-- EXERCISE TEXT --
══════════════════════════════
Mathematical Modeling Approaches for Aerobic Digestion Processes in Food Industry Waste Management: A Critical Review

This critical review examines the evolution of mathematical modeling approaches for aerobic digestion processes in food industry waste management, highlighting their role in operational optimization and dynamic prediction. In recent years, increasing pressure for sustainable waste management, circular bioeconomy strategies, and process intensification in the food industry has accelerated the development of mathematical tools for describing complex biological treatment systems, making a critical synthesis of available modeling approaches particularly timely. Starting from mass conservation principles, simple kinetic models such as first-order and Monod models are analyzed. These models assume homogeneity and perfect mixing but fail to capture the heterogeneity of effluents rich in variable carbohydrates, proteins, and lipids. Structural limitations, including numerical rigidity, parametric non-identifiability, and idealized assumptions that underestimate spatial gradients and stochastic fluctuations, are examined. In continuous systems, coupled substrate–biomass–oxygen dynamics, washout phenomena, and extensions toward partial differential equations for representing real heterogeneity are explored. Structured models such as Activated Sludge Models (ASMs) incorporate multicomponent fractions but face parameterization challenges exacerbated by limited industrial data availability, as less than 25% of treatment plants currently employ formal modeling frameworks. Emerging paradigms include hybrid mechanistic–machine learning approaches for prediction under perturbations, multiscale modeling, and spatially explicit modeling. Unlike previous reviews that focus primarily on technological aspects of waste treatment, this study provides a critical comparison of modeling frameworks and their applicability to different food waste matrices. A classification table distributes approaches by food matrix, revealing the dominance of simple kinetics in composting and ASMs in activated sludge systems. Finally, a progressive model selection framework based on operational objectives is proposed, balancing model complexity with predictive robustness and experimental validation to support sustainable industrial adoption.
══════════════════════════════
-- SUPPLIED INFORMATION --

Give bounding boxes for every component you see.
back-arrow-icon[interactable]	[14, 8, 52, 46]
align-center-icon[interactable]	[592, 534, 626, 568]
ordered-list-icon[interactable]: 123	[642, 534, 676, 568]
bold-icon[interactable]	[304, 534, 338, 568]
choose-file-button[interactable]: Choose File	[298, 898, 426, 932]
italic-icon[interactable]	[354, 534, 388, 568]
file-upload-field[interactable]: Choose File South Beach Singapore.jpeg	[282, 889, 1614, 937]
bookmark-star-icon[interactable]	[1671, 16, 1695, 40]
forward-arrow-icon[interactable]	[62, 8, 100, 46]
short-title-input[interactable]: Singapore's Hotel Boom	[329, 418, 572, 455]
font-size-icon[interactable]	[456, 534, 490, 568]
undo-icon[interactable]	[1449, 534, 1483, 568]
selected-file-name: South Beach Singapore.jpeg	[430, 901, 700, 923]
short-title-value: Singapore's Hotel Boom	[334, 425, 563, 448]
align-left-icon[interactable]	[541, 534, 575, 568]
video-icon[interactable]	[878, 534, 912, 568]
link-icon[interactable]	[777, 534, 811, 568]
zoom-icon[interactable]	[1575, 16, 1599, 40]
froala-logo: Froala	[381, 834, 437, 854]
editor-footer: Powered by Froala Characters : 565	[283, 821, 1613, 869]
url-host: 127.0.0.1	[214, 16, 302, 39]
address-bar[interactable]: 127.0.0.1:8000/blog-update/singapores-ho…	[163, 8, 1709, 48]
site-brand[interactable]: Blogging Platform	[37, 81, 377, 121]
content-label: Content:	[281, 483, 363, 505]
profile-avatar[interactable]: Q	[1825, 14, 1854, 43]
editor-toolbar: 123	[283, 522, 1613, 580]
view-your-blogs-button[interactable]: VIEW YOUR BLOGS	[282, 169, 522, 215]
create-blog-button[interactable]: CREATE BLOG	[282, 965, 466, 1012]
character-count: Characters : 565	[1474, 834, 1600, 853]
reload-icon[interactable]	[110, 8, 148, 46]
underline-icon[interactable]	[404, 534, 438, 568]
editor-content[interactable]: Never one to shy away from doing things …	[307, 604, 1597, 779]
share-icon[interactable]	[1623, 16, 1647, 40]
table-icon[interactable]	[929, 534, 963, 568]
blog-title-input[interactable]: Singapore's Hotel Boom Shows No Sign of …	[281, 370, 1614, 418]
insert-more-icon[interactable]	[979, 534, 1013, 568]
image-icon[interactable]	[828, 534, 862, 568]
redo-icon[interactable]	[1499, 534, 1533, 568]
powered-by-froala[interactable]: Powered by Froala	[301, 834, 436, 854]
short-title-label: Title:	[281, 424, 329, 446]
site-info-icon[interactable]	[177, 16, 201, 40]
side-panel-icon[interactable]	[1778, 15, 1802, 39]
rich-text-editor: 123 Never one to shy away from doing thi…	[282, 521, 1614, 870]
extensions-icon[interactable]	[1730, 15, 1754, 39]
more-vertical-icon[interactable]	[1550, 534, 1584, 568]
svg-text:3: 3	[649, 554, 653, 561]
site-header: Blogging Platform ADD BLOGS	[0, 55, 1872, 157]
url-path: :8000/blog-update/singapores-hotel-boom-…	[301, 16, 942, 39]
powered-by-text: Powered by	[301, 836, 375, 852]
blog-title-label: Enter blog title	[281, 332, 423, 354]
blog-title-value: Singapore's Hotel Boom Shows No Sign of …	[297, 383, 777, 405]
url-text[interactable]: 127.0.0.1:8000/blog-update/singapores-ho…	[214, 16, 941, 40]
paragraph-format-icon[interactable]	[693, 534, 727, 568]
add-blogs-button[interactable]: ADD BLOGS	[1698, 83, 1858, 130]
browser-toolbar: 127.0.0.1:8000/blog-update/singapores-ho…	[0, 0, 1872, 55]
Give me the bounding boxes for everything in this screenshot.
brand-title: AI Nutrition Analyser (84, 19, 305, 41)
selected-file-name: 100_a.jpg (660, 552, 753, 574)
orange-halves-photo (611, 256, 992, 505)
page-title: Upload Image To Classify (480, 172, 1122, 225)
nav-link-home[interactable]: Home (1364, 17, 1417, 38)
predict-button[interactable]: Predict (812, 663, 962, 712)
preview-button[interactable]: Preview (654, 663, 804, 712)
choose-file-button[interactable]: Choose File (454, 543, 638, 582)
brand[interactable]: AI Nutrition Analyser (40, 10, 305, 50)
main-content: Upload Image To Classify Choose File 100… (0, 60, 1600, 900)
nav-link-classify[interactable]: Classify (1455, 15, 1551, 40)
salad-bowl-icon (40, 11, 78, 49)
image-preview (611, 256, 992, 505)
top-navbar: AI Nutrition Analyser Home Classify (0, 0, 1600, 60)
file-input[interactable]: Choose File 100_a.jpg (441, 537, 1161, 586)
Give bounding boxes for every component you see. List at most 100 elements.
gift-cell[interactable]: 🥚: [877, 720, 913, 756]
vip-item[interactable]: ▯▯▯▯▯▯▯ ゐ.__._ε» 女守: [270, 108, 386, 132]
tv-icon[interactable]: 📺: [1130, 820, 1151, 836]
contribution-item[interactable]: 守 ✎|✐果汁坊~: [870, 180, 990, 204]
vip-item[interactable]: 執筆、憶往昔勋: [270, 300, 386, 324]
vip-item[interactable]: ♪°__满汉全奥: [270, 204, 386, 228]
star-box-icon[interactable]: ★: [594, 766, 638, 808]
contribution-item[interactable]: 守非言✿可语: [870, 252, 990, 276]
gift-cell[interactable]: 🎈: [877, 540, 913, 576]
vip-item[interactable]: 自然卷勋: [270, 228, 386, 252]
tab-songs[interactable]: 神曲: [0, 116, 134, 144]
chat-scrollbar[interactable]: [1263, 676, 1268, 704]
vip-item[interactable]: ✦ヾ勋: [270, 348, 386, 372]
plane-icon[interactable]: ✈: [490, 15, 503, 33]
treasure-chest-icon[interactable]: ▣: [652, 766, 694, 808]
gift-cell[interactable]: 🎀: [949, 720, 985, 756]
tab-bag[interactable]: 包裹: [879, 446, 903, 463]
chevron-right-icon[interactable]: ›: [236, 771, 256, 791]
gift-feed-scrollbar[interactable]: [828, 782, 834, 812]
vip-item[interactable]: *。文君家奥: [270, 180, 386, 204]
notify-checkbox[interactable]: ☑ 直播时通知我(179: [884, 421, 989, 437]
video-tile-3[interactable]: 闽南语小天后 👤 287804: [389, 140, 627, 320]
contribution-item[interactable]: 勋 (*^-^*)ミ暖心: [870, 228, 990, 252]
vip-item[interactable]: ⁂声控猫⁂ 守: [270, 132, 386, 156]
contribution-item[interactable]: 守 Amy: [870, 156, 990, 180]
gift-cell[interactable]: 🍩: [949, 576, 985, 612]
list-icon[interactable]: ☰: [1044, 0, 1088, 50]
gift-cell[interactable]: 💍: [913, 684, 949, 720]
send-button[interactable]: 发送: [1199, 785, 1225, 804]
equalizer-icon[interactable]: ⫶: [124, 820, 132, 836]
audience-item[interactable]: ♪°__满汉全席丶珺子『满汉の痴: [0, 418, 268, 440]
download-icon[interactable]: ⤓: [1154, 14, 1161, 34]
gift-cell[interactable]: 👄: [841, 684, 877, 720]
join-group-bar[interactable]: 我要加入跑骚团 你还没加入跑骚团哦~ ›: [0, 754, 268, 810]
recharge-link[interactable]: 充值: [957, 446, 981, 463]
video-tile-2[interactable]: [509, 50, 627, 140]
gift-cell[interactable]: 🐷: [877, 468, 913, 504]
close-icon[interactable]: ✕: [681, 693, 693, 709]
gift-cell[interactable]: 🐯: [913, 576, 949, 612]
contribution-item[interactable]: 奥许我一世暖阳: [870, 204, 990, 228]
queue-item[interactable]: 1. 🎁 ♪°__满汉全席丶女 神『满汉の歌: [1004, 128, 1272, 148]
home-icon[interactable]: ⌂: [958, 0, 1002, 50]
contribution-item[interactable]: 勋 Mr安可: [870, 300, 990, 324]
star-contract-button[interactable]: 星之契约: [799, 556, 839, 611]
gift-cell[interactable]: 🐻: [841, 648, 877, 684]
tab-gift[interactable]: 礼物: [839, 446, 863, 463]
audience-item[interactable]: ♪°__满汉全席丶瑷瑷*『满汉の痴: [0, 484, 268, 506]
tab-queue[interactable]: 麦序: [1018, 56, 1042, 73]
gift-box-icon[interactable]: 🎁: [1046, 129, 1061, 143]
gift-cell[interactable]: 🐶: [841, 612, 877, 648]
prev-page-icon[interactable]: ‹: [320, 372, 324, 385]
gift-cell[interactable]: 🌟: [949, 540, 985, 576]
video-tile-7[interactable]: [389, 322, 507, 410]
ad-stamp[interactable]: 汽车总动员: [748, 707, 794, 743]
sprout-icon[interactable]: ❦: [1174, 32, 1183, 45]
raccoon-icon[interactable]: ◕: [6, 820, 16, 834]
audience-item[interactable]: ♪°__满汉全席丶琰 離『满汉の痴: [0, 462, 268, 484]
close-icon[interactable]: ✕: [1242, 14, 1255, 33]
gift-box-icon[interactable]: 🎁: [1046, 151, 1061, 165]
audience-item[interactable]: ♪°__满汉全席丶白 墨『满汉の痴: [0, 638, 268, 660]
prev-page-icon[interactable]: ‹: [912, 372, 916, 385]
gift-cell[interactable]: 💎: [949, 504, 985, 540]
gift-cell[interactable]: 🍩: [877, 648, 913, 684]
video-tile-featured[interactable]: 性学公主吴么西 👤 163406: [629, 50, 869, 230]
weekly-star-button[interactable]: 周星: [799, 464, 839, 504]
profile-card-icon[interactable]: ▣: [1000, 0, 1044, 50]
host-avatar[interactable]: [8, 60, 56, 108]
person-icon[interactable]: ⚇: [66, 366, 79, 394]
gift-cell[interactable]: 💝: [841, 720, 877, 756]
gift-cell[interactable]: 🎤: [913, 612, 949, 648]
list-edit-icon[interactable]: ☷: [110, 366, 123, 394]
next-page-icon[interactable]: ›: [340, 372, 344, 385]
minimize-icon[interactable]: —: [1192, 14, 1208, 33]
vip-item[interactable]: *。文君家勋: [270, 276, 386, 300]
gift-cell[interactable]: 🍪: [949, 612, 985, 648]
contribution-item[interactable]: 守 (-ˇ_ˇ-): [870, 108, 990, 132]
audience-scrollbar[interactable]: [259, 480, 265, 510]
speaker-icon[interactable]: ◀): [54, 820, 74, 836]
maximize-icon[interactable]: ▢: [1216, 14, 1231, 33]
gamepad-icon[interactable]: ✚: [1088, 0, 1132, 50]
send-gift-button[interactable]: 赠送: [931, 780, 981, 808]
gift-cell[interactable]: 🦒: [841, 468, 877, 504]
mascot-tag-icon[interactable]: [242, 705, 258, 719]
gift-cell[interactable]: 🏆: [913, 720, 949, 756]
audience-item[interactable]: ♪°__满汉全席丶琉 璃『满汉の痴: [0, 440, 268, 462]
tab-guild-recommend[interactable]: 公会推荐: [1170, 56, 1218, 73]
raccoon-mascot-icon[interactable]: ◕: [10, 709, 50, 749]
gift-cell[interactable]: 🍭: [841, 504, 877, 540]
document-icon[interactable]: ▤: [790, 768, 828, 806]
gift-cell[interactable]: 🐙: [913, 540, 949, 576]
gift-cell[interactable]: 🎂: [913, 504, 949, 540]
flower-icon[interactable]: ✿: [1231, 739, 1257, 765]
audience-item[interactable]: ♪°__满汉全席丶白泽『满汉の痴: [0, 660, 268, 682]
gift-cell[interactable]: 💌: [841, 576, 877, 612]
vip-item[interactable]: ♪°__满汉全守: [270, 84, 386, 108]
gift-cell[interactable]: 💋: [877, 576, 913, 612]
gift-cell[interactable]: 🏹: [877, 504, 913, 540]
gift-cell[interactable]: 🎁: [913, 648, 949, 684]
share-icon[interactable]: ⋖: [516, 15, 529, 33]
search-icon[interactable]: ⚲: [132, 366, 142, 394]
══════════════════════════════
In the review on modeling aerobic digestion above, what share of treatment plants currently use formal modeling frameworks?

-- RESPONSE TO THIS EXERCISE --
Less than 25%.